Information provided start

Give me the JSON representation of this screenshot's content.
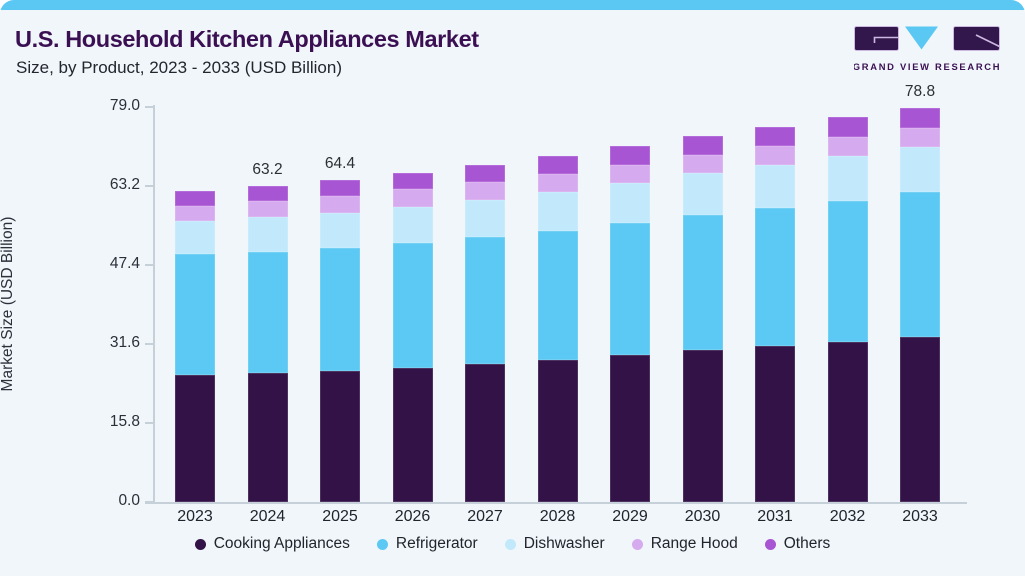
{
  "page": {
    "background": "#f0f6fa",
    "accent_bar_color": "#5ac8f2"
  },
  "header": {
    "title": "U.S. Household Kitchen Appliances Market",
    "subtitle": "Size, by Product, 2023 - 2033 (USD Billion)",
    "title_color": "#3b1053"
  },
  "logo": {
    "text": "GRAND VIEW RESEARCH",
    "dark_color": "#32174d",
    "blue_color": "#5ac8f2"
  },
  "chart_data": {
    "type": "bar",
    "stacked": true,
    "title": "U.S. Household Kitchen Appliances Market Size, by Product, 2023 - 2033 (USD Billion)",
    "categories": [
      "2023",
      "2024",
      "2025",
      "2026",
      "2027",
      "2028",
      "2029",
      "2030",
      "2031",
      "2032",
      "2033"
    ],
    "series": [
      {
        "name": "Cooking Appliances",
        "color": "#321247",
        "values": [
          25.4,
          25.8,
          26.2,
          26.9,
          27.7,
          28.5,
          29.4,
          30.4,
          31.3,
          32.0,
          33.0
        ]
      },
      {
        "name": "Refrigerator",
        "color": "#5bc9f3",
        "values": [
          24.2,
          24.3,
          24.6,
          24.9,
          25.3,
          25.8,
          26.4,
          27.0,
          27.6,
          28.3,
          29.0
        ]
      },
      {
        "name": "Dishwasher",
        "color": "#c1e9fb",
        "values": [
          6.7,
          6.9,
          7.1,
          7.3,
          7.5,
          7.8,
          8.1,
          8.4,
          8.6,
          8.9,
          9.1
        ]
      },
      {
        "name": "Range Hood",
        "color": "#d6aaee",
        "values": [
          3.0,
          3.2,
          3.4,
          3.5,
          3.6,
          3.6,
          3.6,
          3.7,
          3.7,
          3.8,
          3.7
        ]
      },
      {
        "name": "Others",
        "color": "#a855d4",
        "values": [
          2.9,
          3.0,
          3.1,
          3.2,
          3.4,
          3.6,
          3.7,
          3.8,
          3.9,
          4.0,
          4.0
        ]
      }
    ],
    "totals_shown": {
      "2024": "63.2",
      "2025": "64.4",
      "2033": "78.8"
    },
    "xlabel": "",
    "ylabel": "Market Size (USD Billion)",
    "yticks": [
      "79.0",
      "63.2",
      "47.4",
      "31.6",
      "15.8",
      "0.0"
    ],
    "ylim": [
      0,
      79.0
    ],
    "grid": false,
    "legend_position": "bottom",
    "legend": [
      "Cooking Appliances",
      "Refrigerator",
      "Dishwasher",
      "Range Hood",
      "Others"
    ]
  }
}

Information provided end
Information provided start

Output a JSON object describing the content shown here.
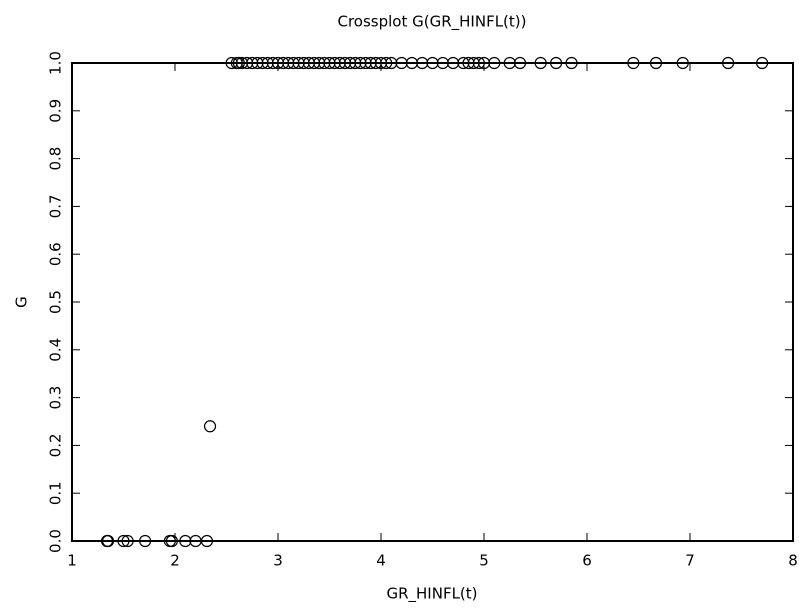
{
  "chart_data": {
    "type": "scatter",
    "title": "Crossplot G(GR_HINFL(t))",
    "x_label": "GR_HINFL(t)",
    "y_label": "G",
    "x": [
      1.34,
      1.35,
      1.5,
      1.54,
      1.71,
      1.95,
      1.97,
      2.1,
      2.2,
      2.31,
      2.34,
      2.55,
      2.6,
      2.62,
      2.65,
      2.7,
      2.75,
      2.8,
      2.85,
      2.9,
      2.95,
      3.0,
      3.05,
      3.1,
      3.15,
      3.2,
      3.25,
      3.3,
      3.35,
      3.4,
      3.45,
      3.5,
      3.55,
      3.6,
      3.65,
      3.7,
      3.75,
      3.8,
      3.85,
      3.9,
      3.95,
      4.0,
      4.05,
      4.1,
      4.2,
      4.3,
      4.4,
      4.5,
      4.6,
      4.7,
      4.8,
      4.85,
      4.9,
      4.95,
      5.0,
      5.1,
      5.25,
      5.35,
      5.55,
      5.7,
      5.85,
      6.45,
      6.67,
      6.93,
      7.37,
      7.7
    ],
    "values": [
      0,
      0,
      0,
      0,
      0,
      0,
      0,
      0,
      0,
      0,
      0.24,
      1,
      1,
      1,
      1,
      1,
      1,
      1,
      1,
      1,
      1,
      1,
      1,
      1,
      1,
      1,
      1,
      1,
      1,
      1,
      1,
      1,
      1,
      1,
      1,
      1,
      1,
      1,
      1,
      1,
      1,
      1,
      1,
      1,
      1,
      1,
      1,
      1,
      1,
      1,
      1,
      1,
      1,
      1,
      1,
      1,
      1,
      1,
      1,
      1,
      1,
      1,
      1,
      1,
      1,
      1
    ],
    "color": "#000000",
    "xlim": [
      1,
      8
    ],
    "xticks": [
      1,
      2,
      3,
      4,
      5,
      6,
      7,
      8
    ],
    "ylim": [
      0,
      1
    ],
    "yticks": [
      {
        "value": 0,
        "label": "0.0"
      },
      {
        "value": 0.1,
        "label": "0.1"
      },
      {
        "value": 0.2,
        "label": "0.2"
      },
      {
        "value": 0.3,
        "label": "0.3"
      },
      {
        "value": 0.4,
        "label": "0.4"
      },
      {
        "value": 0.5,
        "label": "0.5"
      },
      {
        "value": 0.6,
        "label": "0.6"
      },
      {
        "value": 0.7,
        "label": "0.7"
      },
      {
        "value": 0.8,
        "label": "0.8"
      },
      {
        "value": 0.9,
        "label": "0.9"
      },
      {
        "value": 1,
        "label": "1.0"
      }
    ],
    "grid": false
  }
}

Information provided end

**What to produce**. Copy each line of the data that contains the word "content".

**Answer to this problem**.
Give me the JSON representation of this screenshot's content.
Output a JSON object describing the content shown here.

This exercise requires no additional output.